------ Provided data
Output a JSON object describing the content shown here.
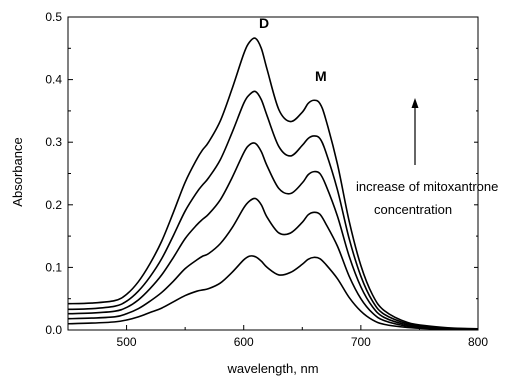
{
  "chart_data": {
    "type": "line",
    "title": "",
    "xlabel": "wavelength, nm",
    "ylabel": "Absorbance",
    "xlim": [
      450,
      800
    ],
    "ylim": [
      0.0,
      0.5
    ],
    "x_ticks": [
      500,
      600,
      700,
      800
    ],
    "x_tick_labels": [
      "500",
      "600",
      "700",
      "800"
    ],
    "y_ticks": [
      0.0,
      0.1,
      0.2,
      0.3,
      0.4,
      0.5
    ],
    "y_tick_labels": [
      "0.0",
      "0.1",
      "0.2",
      "0.3",
      "0.4",
      "0.5"
    ],
    "grid": false,
    "legend": "none",
    "annotations": {
      "peak_d": "D",
      "peak_m": "M",
      "arrow_text_line1": "increase of mitoxantrone",
      "arrow_text_line2": "concentration"
    },
    "series": [
      {
        "x": [
          450,
          470,
          490,
          500,
          510,
          520,
          530,
          540,
          550,
          560,
          565,
          570,
          580,
          590,
          600,
          605,
          610,
          615,
          620,
          630,
          640,
          650,
          655,
          660,
          665,
          670,
          680,
          690,
          700,
          710,
          720,
          740,
          760,
          780,
          800
        ],
        "values": [
          0.01,
          0.011,
          0.013,
          0.016,
          0.021,
          0.028,
          0.035,
          0.045,
          0.055,
          0.062,
          0.064,
          0.066,
          0.075,
          0.092,
          0.112,
          0.118,
          0.117,
          0.11,
          0.1,
          0.088,
          0.092,
          0.105,
          0.113,
          0.116,
          0.114,
          0.105,
          0.082,
          0.052,
          0.03,
          0.016,
          0.009,
          0.004,
          0.002,
          0.001,
          0.0005
        ]
      },
      {
        "x": [
          450,
          470,
          490,
          500,
          510,
          520,
          530,
          540,
          550,
          560,
          565,
          570,
          580,
          590,
          600,
          605,
          610,
          615,
          620,
          630,
          640,
          650,
          655,
          660,
          665,
          670,
          680,
          690,
          700,
          710,
          720,
          740,
          760,
          780,
          800
        ],
        "values": [
          0.018,
          0.019,
          0.021,
          0.026,
          0.034,
          0.046,
          0.06,
          0.078,
          0.098,
          0.112,
          0.118,
          0.122,
          0.138,
          0.163,
          0.195,
          0.206,
          0.21,
          0.2,
          0.18,
          0.155,
          0.155,
          0.172,
          0.184,
          0.188,
          0.185,
          0.17,
          0.134,
          0.086,
          0.05,
          0.027,
          0.015,
          0.006,
          0.003,
          0.0015,
          0.001
        ]
      },
      {
        "x": [
          450,
          470,
          490,
          500,
          510,
          520,
          530,
          540,
          550,
          560,
          565,
          570,
          580,
          590,
          600,
          605,
          610,
          615,
          620,
          630,
          640,
          650,
          655,
          660,
          665,
          670,
          680,
          690,
          700,
          710,
          720,
          740,
          760,
          780,
          800
        ],
        "values": [
          0.026,
          0.027,
          0.03,
          0.036,
          0.048,
          0.066,
          0.088,
          0.116,
          0.146,
          0.168,
          0.177,
          0.185,
          0.208,
          0.243,
          0.283,
          0.296,
          0.298,
          0.285,
          0.262,
          0.226,
          0.218,
          0.235,
          0.248,
          0.253,
          0.25,
          0.232,
          0.182,
          0.118,
          0.069,
          0.037,
          0.02,
          0.008,
          0.004,
          0.002,
          0.001
        ]
      },
      {
        "x": [
          450,
          470,
          490,
          500,
          510,
          520,
          530,
          540,
          550,
          560,
          565,
          570,
          580,
          590,
          600,
          605,
          610,
          615,
          620,
          630,
          640,
          650,
          655,
          660,
          665,
          670,
          680,
          690,
          700,
          710,
          720,
          740,
          760,
          780,
          800
        ],
        "values": [
          0.033,
          0.034,
          0.038,
          0.046,
          0.062,
          0.085,
          0.114,
          0.151,
          0.19,
          0.22,
          0.232,
          0.243,
          0.272,
          0.315,
          0.362,
          0.376,
          0.381,
          0.368,
          0.342,
          0.293,
          0.278,
          0.295,
          0.306,
          0.31,
          0.306,
          0.285,
          0.224,
          0.146,
          0.086,
          0.046,
          0.025,
          0.01,
          0.005,
          0.0025,
          0.0015
        ]
      },
      {
        "x": [
          450,
          470,
          490,
          500,
          510,
          520,
          530,
          540,
          550,
          560,
          565,
          570,
          580,
          590,
          600,
          605,
          610,
          615,
          620,
          630,
          640,
          650,
          655,
          660,
          665,
          670,
          680,
          690,
          700,
          710,
          720,
          740,
          760,
          780,
          800
        ],
        "values": [
          0.042,
          0.043,
          0.047,
          0.057,
          0.077,
          0.106,
          0.142,
          0.188,
          0.236,
          0.273,
          0.288,
          0.3,
          0.334,
          0.385,
          0.441,
          0.46,
          0.466,
          0.45,
          0.416,
          0.352,
          0.333,
          0.348,
          0.362,
          0.367,
          0.362,
          0.337,
          0.265,
          0.174,
          0.103,
          0.056,
          0.031,
          0.012,
          0.006,
          0.003,
          0.002
        ]
      }
    ]
  }
}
------------
Instructions for the task = Restate the full listing verbatim and drop every picture.

The answer =
Output a JSON object describing the content shown here.
{
  "chart_data": {
    "type": "line",
    "title": "",
    "xlabel": "wavelength, nm",
    "ylabel": "Absorbance",
    "xlim": [
      450,
      800
    ],
    "ylim": [
      0.0,
      0.5
    ],
    "x_ticks": [
      500,
      600,
      700,
      800
    ],
    "x_tick_labels": [
      "500",
      "600",
      "700",
      "800"
    ],
    "y_ticks": [
      0.0,
      0.1,
      0.2,
      0.3,
      0.4,
      0.5
    ],
    "y_tick_labels": [
      "0.0",
      "0.1",
      "0.2",
      "0.3",
      "0.4",
      "0.5"
    ],
    "grid": false,
    "legend": "none",
    "annotations": {
      "peak_d": "D",
      "peak_m": "M",
      "arrow_text_line1": "increase of mitoxantrone",
      "arrow_text_line2": "concentration"
    },
    "series": [
      {
        "x": [
          450,
          470,
          490,
          500,
          510,
          520,
          530,
          540,
          550,
          560,
          565,
          570,
          580,
          590,
          600,
          605,
          610,
          615,
          620,
          630,
          640,
          650,
          655,
          660,
          665,
          670,
          680,
          690,
          700,
          710,
          720,
          740,
          760,
          780,
          800
        ],
        "values": [
          0.01,
          0.011,
          0.013,
          0.016,
          0.021,
          0.028,
          0.035,
          0.045,
          0.055,
          0.062,
          0.064,
          0.066,
          0.075,
          0.092,
          0.112,
          0.118,
          0.117,
          0.11,
          0.1,
          0.088,
          0.092,
          0.105,
          0.113,
          0.116,
          0.114,
          0.105,
          0.082,
          0.052,
          0.03,
          0.016,
          0.009,
          0.004,
          0.002,
          0.001,
          0.0005
        ]
      },
      {
        "x": [
          450,
          470,
          490,
          500,
          510,
          520,
          530,
          540,
          550,
          560,
          565,
          570,
          580,
          590,
          600,
          605,
          610,
          615,
          620,
          630,
          640,
          650,
          655,
          660,
          665,
          670,
          680,
          690,
          700,
          710,
          720,
          740,
          760,
          780,
          800
        ],
        "values": [
          0.018,
          0.019,
          0.021,
          0.026,
          0.034,
          0.046,
          0.06,
          0.078,
          0.098,
          0.112,
          0.118,
          0.122,
          0.138,
          0.163,
          0.195,
          0.206,
          0.21,
          0.2,
          0.18,
          0.155,
          0.155,
          0.172,
          0.184,
          0.188,
          0.185,
          0.17,
          0.134,
          0.086,
          0.05,
          0.027,
          0.015,
          0.006,
          0.003,
          0.0015,
          0.001
        ]
      },
      {
        "x": [
          450,
          470,
          490,
          500,
          510,
          520,
          530,
          540,
          550,
          560,
          565,
          570,
          580,
          590,
          600,
          605,
          610,
          615,
          620,
          630,
          640,
          650,
          655,
          660,
          665,
          670,
          680,
          690,
          700,
          710,
          720,
          740,
          760,
          780,
          800
        ],
        "values": [
          0.026,
          0.027,
          0.03,
          0.036,
          0.048,
          0.066,
          0.088,
          0.116,
          0.146,
          0.168,
          0.177,
          0.185,
          0.208,
          0.243,
          0.283,
          0.296,
          0.298,
          0.285,
          0.262,
          0.226,
          0.218,
          0.235,
          0.248,
          0.253,
          0.25,
          0.232,
          0.182,
          0.118,
          0.069,
          0.037,
          0.02,
          0.008,
          0.004,
          0.002,
          0.001
        ]
      },
      {
        "x": [
          450,
          470,
          490,
          500,
          510,
          520,
          530,
          540,
          550,
          560,
          565,
          570,
          580,
          590,
          600,
          605,
          610,
          615,
          620,
          630,
          640,
          650,
          655,
          660,
          665,
          670,
          680,
          690,
          700,
          710,
          720,
          740,
          760,
          780,
          800
        ],
        "values": [
          0.033,
          0.034,
          0.038,
          0.046,
          0.062,
          0.085,
          0.114,
          0.151,
          0.19,
          0.22,
          0.232,
          0.243,
          0.272,
          0.315,
          0.362,
          0.376,
          0.381,
          0.368,
          0.342,
          0.293,
          0.278,
          0.295,
          0.306,
          0.31,
          0.306,
          0.285,
          0.224,
          0.146,
          0.086,
          0.046,
          0.025,
          0.01,
          0.005,
          0.0025,
          0.0015
        ]
      },
      {
        "x": [
          450,
          470,
          490,
          500,
          510,
          520,
          530,
          540,
          550,
          560,
          565,
          570,
          580,
          590,
          600,
          605,
          610,
          615,
          620,
          630,
          640,
          650,
          655,
          660,
          665,
          670,
          680,
          690,
          700,
          710,
          720,
          740,
          760,
          780,
          800
        ],
        "values": [
          0.042,
          0.043,
          0.047,
          0.057,
          0.077,
          0.106,
          0.142,
          0.188,
          0.236,
          0.273,
          0.288,
          0.3,
          0.334,
          0.385,
          0.441,
          0.46,
          0.466,
          0.45,
          0.416,
          0.352,
          0.333,
          0.348,
          0.362,
          0.367,
          0.362,
          0.337,
          0.265,
          0.174,
          0.103,
          0.056,
          0.031,
          0.012,
          0.006,
          0.003,
          0.002
        ]
      }
    ]
  }
}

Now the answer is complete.